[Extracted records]
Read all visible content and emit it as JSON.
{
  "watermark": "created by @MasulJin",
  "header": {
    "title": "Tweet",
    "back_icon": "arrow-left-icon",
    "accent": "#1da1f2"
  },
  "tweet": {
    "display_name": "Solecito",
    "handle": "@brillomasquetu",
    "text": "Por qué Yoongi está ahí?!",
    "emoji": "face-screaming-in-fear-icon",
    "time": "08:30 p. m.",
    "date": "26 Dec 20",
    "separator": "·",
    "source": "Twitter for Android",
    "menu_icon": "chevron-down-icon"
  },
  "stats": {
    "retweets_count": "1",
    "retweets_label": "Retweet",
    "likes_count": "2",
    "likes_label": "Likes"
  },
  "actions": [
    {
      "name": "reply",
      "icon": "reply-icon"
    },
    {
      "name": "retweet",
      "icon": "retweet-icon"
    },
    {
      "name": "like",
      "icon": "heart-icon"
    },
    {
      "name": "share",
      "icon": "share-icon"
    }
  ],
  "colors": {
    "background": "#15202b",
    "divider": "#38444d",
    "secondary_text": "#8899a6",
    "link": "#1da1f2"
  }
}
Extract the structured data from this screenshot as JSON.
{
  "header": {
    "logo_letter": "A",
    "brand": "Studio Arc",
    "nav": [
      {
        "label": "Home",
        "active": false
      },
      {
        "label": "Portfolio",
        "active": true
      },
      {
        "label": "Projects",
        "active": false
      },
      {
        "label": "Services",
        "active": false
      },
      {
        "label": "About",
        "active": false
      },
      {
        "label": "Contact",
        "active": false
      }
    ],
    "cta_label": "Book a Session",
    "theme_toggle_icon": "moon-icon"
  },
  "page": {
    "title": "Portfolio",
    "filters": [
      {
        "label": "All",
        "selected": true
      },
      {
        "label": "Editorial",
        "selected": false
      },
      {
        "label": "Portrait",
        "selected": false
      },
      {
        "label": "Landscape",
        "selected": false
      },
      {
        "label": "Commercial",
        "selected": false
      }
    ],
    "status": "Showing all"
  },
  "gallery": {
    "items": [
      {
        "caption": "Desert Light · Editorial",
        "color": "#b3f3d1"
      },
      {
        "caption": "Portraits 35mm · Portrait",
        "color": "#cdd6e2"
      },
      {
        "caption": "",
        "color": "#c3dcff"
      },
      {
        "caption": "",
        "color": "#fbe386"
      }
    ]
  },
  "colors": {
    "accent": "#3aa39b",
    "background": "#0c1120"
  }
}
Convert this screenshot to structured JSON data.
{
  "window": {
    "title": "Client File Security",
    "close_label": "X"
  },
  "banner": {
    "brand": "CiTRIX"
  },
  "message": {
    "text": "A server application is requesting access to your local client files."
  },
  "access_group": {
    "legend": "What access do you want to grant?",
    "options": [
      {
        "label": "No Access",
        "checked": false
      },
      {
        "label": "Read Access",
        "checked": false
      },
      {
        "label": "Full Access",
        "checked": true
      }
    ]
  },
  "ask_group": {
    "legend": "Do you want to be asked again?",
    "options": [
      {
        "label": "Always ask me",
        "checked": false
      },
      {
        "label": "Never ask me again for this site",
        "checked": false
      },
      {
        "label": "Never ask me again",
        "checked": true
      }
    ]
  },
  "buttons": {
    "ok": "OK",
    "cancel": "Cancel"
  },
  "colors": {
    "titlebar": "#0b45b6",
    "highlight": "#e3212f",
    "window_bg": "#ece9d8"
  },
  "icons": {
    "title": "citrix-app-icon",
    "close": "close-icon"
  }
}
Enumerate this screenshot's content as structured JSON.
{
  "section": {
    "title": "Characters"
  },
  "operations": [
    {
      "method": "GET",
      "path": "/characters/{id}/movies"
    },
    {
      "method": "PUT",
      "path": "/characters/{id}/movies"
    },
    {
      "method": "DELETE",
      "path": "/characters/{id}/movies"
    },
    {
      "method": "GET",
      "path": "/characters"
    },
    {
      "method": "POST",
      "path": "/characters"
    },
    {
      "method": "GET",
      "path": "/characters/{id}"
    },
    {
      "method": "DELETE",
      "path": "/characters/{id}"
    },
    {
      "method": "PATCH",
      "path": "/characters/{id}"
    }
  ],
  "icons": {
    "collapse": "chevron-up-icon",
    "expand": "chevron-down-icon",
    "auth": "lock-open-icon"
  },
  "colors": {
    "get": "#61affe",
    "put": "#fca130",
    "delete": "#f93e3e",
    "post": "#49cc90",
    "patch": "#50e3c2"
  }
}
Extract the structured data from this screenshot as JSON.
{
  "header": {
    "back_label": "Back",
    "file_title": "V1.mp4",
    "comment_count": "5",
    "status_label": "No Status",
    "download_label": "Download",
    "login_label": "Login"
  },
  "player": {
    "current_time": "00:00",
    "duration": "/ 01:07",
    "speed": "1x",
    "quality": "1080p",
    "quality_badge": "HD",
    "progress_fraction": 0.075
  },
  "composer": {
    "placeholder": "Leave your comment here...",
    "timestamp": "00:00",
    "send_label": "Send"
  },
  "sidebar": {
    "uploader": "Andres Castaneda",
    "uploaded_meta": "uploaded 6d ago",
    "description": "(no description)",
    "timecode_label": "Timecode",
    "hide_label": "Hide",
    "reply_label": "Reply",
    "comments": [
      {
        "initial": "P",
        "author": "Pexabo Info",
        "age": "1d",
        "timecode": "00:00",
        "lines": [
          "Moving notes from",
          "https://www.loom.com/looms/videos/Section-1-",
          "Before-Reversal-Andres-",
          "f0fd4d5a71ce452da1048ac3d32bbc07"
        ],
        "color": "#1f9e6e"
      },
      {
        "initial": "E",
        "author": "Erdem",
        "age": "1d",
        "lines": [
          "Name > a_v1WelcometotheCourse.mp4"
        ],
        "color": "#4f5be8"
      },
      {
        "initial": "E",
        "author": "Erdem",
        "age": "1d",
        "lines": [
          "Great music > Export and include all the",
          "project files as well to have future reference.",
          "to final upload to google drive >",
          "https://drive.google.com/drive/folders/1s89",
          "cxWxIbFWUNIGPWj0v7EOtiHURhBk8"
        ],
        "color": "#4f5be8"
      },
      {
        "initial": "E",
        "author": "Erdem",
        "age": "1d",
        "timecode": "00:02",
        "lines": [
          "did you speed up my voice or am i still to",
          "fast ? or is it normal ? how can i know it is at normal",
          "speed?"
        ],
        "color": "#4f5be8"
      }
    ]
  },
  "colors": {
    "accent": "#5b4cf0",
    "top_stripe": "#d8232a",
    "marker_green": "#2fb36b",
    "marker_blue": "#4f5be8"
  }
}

# Exercise instructions:
Of the lines in the entries, how many include the word "Andres"? State only the number.

# Complete response:
2